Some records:
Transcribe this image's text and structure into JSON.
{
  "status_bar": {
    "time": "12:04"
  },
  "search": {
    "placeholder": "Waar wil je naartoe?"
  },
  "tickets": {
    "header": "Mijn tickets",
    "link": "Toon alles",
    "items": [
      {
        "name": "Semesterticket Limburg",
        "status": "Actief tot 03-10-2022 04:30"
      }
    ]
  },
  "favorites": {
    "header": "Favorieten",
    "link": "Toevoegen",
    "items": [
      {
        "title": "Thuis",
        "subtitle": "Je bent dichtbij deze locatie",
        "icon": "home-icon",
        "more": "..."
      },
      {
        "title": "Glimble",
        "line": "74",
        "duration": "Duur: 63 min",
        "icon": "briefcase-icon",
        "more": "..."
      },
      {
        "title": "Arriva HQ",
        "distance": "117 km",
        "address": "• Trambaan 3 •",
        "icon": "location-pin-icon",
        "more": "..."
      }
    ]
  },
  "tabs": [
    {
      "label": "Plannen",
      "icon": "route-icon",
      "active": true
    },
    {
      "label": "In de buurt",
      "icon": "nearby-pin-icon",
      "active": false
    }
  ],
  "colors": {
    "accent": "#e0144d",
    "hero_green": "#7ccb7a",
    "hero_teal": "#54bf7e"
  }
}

What needs to be done — Count all lines of the data that include "icon". The answer is the number alone.

The result — 5